◆ **What is required**
Copy each line below that includes "history".

******************************

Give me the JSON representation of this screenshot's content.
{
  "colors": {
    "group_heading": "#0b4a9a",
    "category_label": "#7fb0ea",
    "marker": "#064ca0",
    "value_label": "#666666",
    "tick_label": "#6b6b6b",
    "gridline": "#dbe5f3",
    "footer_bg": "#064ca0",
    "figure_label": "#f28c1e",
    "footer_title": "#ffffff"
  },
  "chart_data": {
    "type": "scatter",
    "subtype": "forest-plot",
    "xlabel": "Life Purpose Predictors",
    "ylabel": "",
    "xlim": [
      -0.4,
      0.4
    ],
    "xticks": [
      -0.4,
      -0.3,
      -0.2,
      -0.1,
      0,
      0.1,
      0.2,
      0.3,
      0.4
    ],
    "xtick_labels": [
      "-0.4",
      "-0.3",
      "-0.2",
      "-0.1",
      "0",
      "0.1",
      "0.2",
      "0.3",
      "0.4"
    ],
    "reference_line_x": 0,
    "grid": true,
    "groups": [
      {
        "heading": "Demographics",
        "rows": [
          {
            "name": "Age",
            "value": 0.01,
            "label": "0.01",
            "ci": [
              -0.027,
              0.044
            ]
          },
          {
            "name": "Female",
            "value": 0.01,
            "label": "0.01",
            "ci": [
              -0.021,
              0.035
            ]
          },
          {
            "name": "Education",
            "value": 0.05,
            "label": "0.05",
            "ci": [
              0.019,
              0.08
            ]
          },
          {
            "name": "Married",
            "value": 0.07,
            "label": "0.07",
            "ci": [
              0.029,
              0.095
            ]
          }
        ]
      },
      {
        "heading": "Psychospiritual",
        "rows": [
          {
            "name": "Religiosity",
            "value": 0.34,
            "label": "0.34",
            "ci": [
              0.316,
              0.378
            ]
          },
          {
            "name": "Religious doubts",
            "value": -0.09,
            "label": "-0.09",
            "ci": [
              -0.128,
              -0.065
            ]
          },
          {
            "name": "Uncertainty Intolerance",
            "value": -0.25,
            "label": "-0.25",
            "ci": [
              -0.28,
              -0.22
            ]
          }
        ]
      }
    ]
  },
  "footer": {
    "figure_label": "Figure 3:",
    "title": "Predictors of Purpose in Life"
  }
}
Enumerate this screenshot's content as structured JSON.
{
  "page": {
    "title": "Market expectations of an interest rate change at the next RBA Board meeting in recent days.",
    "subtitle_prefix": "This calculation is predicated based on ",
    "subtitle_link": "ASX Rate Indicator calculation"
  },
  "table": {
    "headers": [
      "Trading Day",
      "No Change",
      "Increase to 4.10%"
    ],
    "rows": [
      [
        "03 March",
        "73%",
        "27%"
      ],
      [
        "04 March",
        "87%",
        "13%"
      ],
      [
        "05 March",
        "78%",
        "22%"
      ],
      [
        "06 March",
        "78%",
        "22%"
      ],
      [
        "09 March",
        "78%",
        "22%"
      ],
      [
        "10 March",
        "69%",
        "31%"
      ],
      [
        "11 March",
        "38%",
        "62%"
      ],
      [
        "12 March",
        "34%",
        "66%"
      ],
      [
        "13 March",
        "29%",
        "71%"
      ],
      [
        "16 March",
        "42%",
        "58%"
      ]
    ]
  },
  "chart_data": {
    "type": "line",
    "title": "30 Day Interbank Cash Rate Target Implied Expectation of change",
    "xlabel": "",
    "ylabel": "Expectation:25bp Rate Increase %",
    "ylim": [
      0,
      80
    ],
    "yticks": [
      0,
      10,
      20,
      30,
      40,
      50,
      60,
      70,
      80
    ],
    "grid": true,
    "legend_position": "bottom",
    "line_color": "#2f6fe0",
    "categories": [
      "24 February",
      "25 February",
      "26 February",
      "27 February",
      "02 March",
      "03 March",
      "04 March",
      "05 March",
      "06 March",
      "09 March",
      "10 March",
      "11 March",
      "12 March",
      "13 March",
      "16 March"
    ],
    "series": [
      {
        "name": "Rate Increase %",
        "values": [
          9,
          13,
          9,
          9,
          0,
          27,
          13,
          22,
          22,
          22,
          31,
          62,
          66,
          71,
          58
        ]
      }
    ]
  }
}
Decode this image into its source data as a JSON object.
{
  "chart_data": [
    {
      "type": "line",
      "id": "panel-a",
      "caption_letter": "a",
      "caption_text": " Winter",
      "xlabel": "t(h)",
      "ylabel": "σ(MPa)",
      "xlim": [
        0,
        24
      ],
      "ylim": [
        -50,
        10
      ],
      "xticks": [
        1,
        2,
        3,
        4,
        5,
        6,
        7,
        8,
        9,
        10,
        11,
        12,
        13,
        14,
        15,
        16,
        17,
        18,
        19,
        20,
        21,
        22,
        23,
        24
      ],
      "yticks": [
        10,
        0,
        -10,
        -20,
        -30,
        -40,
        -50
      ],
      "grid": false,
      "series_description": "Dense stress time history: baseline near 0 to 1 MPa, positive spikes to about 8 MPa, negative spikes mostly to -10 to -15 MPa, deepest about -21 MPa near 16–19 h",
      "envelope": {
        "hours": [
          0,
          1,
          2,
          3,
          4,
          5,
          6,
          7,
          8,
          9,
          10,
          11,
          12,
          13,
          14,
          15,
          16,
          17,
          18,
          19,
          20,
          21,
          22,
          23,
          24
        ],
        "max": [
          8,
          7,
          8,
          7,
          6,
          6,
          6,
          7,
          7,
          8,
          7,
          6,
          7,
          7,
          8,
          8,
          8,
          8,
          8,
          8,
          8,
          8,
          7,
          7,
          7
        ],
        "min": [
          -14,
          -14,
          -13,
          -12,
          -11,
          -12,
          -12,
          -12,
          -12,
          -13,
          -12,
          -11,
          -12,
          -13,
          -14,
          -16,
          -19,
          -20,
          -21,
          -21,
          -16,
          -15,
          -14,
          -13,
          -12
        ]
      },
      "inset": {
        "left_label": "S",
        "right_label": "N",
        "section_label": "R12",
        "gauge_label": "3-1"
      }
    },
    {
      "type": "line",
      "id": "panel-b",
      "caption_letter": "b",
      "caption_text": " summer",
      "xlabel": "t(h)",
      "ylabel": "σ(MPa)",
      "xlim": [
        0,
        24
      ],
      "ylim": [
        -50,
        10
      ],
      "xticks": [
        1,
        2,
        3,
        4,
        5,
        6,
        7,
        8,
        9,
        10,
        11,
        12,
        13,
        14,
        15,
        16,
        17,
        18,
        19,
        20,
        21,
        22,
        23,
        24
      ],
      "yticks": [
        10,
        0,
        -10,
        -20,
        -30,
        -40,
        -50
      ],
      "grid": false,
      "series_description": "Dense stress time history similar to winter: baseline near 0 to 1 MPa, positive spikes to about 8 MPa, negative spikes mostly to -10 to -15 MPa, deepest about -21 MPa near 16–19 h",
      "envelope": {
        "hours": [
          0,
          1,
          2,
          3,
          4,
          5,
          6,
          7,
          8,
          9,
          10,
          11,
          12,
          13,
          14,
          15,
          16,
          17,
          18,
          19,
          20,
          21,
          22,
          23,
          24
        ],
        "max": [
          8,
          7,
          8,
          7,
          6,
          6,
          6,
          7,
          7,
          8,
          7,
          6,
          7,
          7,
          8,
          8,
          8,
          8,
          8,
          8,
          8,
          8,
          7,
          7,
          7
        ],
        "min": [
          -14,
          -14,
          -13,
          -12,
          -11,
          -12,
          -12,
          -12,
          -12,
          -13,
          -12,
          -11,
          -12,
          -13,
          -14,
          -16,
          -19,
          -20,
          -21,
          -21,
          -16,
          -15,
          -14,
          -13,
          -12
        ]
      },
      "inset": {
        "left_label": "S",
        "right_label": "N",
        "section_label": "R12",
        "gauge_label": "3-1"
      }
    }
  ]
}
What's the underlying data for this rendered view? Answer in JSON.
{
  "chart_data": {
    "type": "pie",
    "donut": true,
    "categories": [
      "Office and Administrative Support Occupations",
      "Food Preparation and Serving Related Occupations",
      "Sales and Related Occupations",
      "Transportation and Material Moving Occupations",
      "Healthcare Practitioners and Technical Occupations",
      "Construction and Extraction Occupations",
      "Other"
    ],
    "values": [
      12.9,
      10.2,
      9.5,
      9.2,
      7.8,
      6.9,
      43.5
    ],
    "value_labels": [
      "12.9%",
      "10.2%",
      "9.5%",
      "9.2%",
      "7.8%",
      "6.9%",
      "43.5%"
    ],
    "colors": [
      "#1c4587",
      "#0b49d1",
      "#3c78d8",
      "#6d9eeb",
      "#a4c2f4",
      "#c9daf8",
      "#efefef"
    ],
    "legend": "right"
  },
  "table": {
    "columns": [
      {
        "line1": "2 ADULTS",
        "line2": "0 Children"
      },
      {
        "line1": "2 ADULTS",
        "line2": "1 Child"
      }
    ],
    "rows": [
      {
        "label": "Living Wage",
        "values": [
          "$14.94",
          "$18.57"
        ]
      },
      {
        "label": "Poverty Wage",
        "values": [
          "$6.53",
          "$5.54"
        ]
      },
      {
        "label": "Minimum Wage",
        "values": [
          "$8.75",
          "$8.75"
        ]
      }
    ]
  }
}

******************************

◆ **Answer for the task**
      "series_description": "Dense stress time history: baseline near 0 to 1 MPa, positive spikes to about 8 MPa, negative spikes mostly to -10 to -15 MPa, deepest about -21 MPa near 16–19 h",
      "series_description": "Dense stress time history similar to winter: baseline near 0 to 1 MPa, positive spikes to about 8 MPa, negative spikes mostly to -10 to -15 MPa, deepest about -21 MPa near 16–19 h",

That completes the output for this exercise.